Extracted data
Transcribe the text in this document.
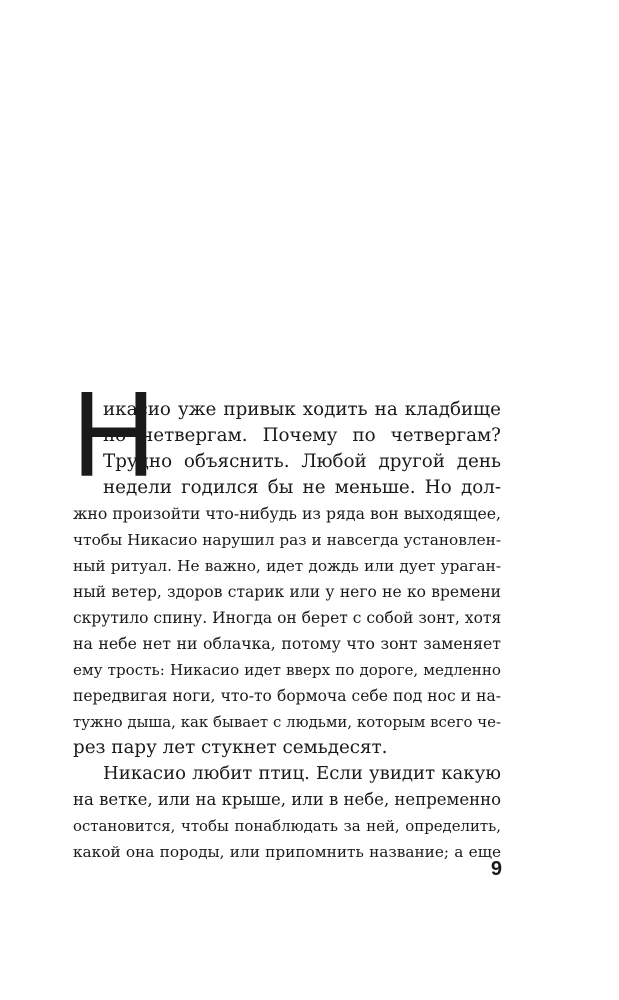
Н
икасио уже привык ходить на кладбище
по четвергам. Почему по четвергам?
Трудно объяснить. Любой другой день
недели годился бы не меньше. Но дол-
жно произойти что-нибудь из ряда вон выходящее,
чтобы Никасио нарушил раз и навсегда установлен-
ный ритуал. Не важно, идет дождь или дует ураган-
ный ветер, здоров старик или у него не ко времени
скрутило спину. Иногда он берет с собой зонт, хотя
на небе нет ни облачка, потому что зонт заменяет
ему трость: Никасио идет вверх по дороге, медленно
передвигая ноги, что-то бормоча себе под нос и на-
тужно дыша, как бывает с людьми, которым всего че-
рез пару лет стукнет семьдесят.
Никасио любит птиц. Если увидит какую
на ветке, или на крыше, или в небе, непременно
остановится, чтобы понаблюдать за ней, определить,
какой она породы, или припомнить название; а еще
9
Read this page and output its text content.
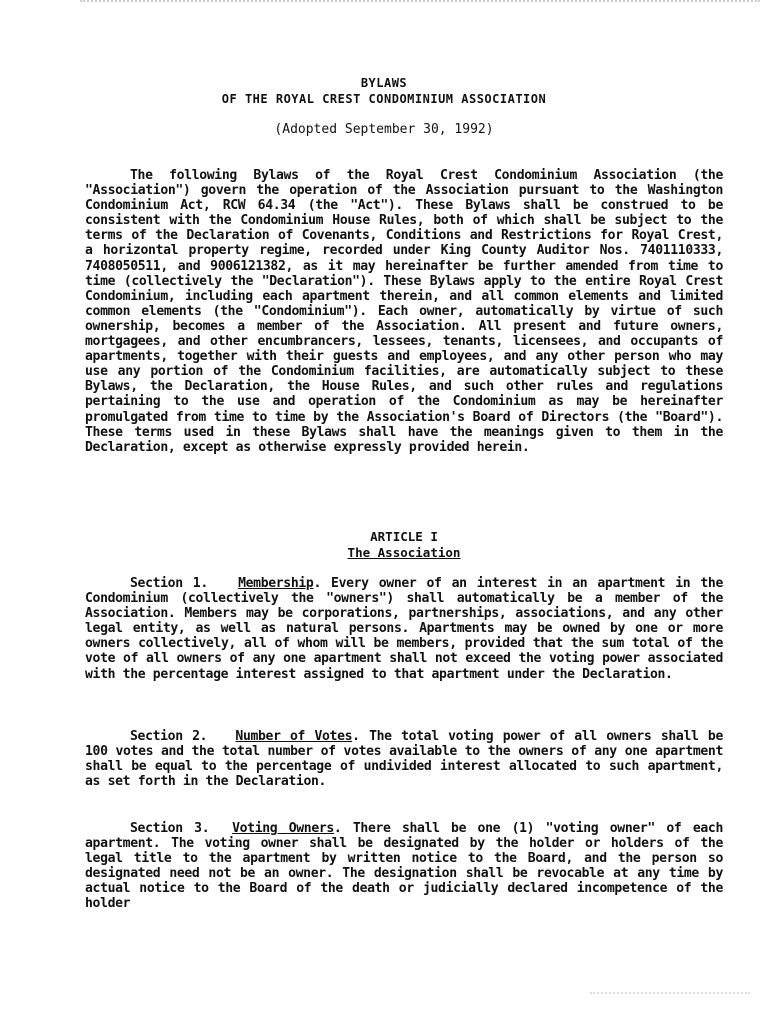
BYLAWS
OF THE ROYAL CREST CONDOMINIUM ASSOCIATION
(Adopted September 30, 1992)

The following Bylaws of the Royal Crest Condominium Association (the "Association") govern the operation of the Association pursuant to the Washington Condominium Act, RCW 64.34 (the "Act"). These Bylaws shall be construed to be consistent with the Condominium House Rules, both of which shall be subject to the terms of the Declaration of Covenants, Conditions and Restrictions for Royal Crest, a horizontal property regime, recorded under King County Auditor Nos. 7401110333, 7408050511, and 9006121382, as it may hereinafter be further amended from time to time (collectively the "Declaration"). These Bylaws apply to the entire Royal Crest Condominium, including each apartment therein, and all common elements and limited common elements (the "Condominium"). Each owner, automatically by virtue of such ownership, becomes a member of the Association. All present and future owners, mortgagees, and other encumbrancers, lessees, tenants, licensees, and occupants of apartments, together with their guests and employees, and any other person who may use any portion of the Condominium facilities, are automatically subject to these Bylaws, the Declaration, the House Rules, and such other rules and regulations pertaining to the use and operation of the Condominium as may be hereinafter promulgated from time to time by the Association's Board of Directors (the "Board"). These terms used in these Bylaws shall have the meanings given to them in the Declaration, except as otherwise expressly provided herein.

ARTICLE I
The Association

Section 1. Membership. Every owner of an interest in an apartment in the Condominium (collectively the "owners") shall automatically be a member of the Association. Members may be corporations, partnerships, associations, and any other legal entity, as well as natural persons. Apartments may be owned by one or more owners collectively, all of whom will be members, provided that the sum total of the vote of all owners of any one apartment shall not exceed the voting power associated with the percentage interest assigned to that apartment under the Declaration.

Section 2. Number of Votes. The total voting power of all owners shall be 100 votes and the total number of votes available to the owners of any one apartment shall be equal to the percentage of undivided interest allocated to such apartment, as set forth in the Declaration.

Section 3. Voting Owners. There shall be one (1) "voting owner" of each apartment. The voting owner shall be designated by the holder or holders of the legal title to the apartment by written notice to the Board, and the person so designated need not be an owner. The designation shall be revocable at any time by actual notice to the Board of the death or judicially declared incompetence of the holder
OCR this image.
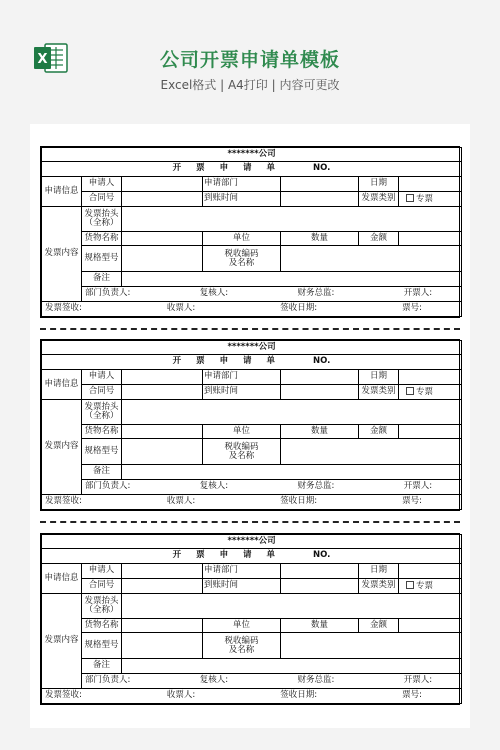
X	公司开票申请单模板
Excel格式 | A4打印 | 内容可更改
*******公司							
开 票 申 请 单 NO.							
申请信息	申请人		申请部门		日期		
	合同号		到账时间		发票类别	专票	
发票内容	发票抬头
（全称）						
	货物名称		单位	数量	金额		
	规格型号		税收编码
及名称				
	备注						

	部门负责人: 复核人: 财务总监: 开票人:						

发票签收: 收票人: 签收日期: 票号:							
*******公司							
开 票 申 请 单 NO.							
申请信息	申请人		申请部门		日期		
	合同号		到账时间		发票类别	专票	
发票内容	发票抬头
（全称）						
	货物名称		单位	数量	金额		
	规格型号		税收编码
及名称				
	备注						

	部门负责人: 复核人: 财务总监: 开票人:						

发票签收: 收票人: 签收日期: 票号:							
*******公司							
开 票 申 请 单 NO.							
申请信息	申请人		申请部门		日期		
	合同号		到账时间		发票类别	专票	
发票内容	发票抬头
（全称）						
	货物名称		单位	数量	金额		
	规格型号		税收编码
及名称				
	备注						

	部门负责人: 复核人: 财务总监: 开票人:						

发票签收: 收票人: 签收日期: 票号:							
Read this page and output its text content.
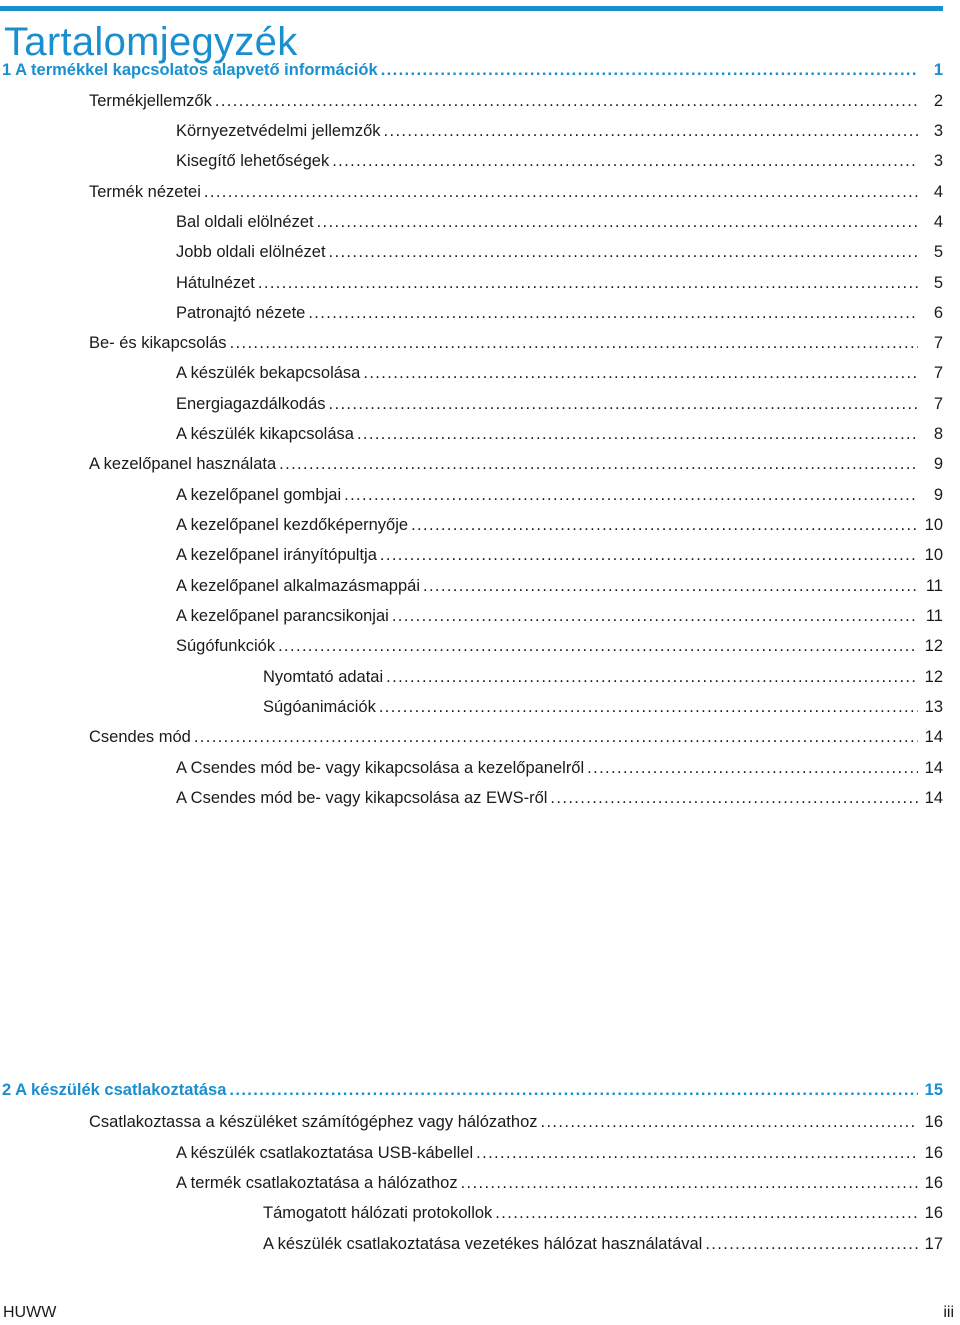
Tartalomjegyzék
1 A termékkel kapcsolatos alapvető információk . . .	1
Termékjellemzők . . .	2
Környezetvédelmi jellemzők . . .	3
Kisegítő lehetőségek . . .	3
Termék nézetei . . .	4
Bal oldali elölnézet . . .	4
Jobb oldali elölnézet . . .	5
Hátulnézet . . .	5
Patronajtó nézete . . .	6
Be- és kikapcsolás . . .	7
A készülék bekapcsolása . . .	7
Energiagazdálkodás . . .	7
A készülék kikapcsolása . . .	8
A kezelőpanel használata . . .	9
A kezelőpanel gombjai . . .	9
A kezelőpanel kezdőképernyője . . .	10
A kezelőpanel irányítópultja . . .	10
A kezelőpanel alkalmazásmappái . . .	11
A kezelőpanel parancsikonjai . . .	11
Súgófunkciók . . .	12
Nyomtató adatai . . .	12
Súgóanimációk . . .	13
Csendes mód . . .	14
A Csendes mód be- vagy kikapcsolása a kezelőpanelről . . .	14
A Csendes mód be- vagy kikapcsolása az EWS-ről . . .	14
2 A készülék csatlakoztatása . . .	15
Csatlakoztassa a készüléket számítógéphez vagy hálózathoz . . .	16
A készülék csatlakoztatása USB-kábellel . . .	16
A termék csatlakoztatása a hálózathoz . . .	16
Támogatott hálózati protokollok . . .	16
A készülék csatlakoztatása vezetékes hálózat használatával . . .	17
HUWW	iii
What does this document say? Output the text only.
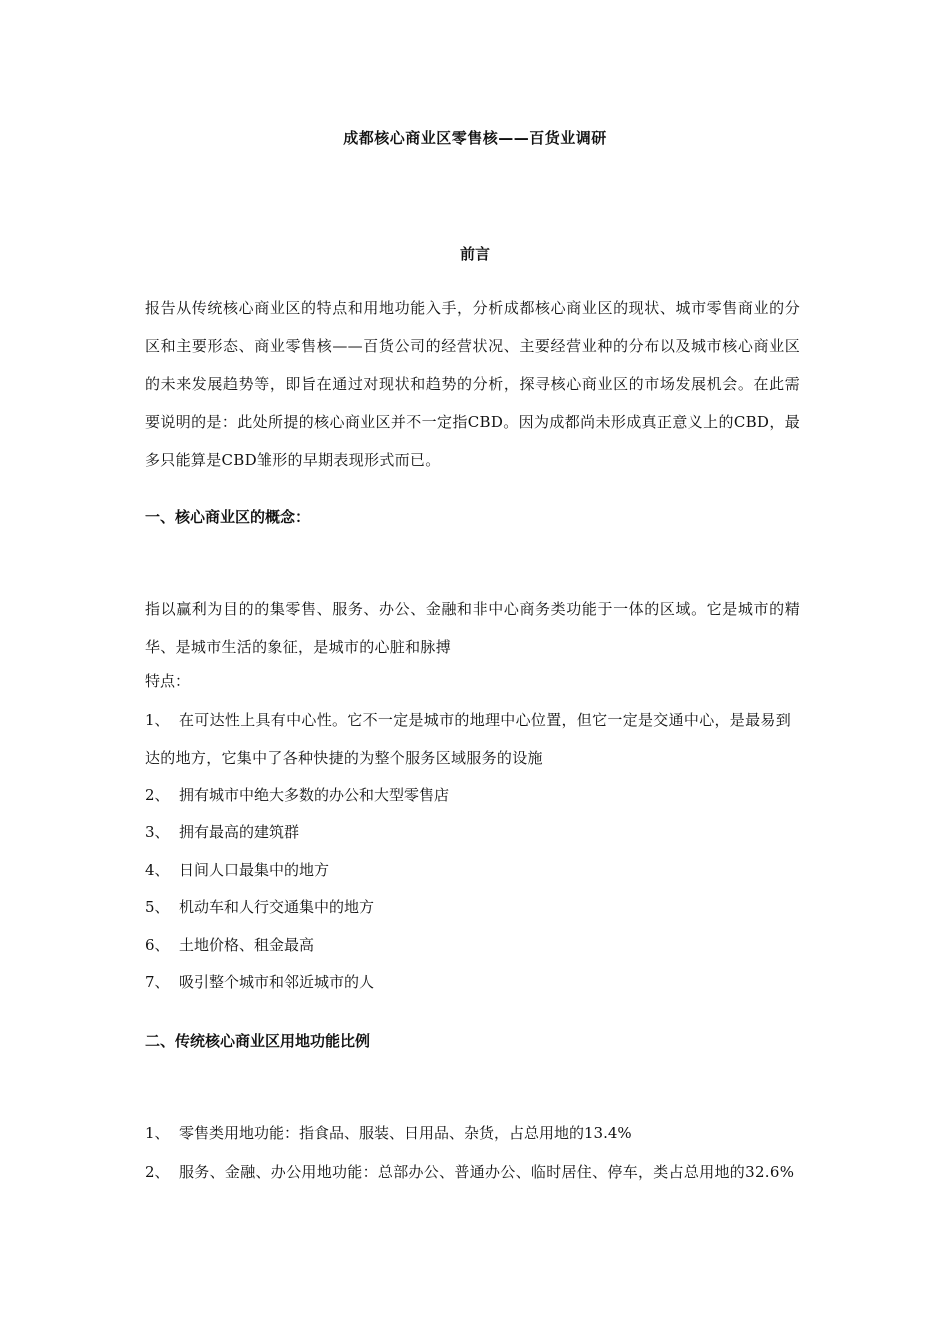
成都核心商业区零售核——百货业调研
前言
报告从传统核心商业区的特点和用地功能入手，分析成都核心商业区的现状、城市零售商业的分区和主要形态、商业零售核——百货公司的经营状况、主要经营业种的分布以及城市核心商业区的未来发展趋势等，即旨在通过对现状和趋势的分析，探寻核心商业区的市场发展机会。在此需要说明的是：此处所提的核心商业区并不一定指CBD。因为成都尚未形成真正意义上的CBD，最多只能算是CBD雏形的早期表现形式而已。
一、核心商业区的概念：
指以赢利为目的的集零售、服务、办公、金融和非中心商务类功能于一体的区域。它是城市的精华、是城市生活的象征，是城市的心脏和脉搏
特点：
1、 在可达性上具有中心性。它不一定是城市的地理中心位置，但它一定是交通中心，是最易到达的地方，它集中了各种快捷的为整个服务区域服务的设施
2、 拥有城市中绝大多数的办公和大型零售店
3、 拥有最高的建筑群
4、 日间人口最集中的地方
5、 机动车和人行交通集中的地方
6、 土地价格、租金最高
7、 吸引整个城市和邻近城市的人
二、传统核心商业区用地功能比例
1、 零售类用地功能：指食品、服装、日用品、杂货，占总用地的13.4%
2、 服务、金融、办公用地功能：总部办公、普通办公、临时居住、停车，类占总用地的32.6%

Stated goal
Extract the lines beginning with the one that contains "What does this" and ending with the last line of the listing. Keep them exact and drop the pictures.

Answer for the task
What does this document say? Output the text only.
成都核心商业区零售核——百货业调研
前言
报告从传统核心商业区的特点和用地功能入手，分析成都核心商业区的现状、城市零售商业的分区和主要形态、商业零售核——百货公司的经营状况、主要经营业种的分布以及城市核心商业区的未来发展趋势等，即旨在通过对现状和趋势的分析，探寻核心商业区的市场发展机会。在此需要说明的是：此处所提的核心商业区并不一定指CBD。因为成都尚未形成真正意义上的CBD，最多只能算是CBD雏形的早期表现形式而已。
一、核心商业区的概念：
指以赢利为目的的集零售、服务、办公、金融和非中心商务类功能于一体的区域。它是城市的精华、是城市生活的象征，是城市的心脏和脉搏
特点：
1、 在可达性上具有中心性。它不一定是城市的地理中心位置，但它一定是交通中心，是最易到达的地方，它集中了各种快捷的为整个服务区域服务的设施
2、 拥有城市中绝大多数的办公和大型零售店
3、 拥有最高的建筑群
4、 日间人口最集中的地方
5、 机动车和人行交通集中的地方
6、 土地价格、租金最高
7、 吸引整个城市和邻近城市的人
二、传统核心商业区用地功能比例
1、 零售类用地功能：指食品、服装、日用品、杂货，占总用地的13.4%
2、 服务、金融、办公用地功能：总部办公、普通办公、临时居住、停车，类占总用地的32.6%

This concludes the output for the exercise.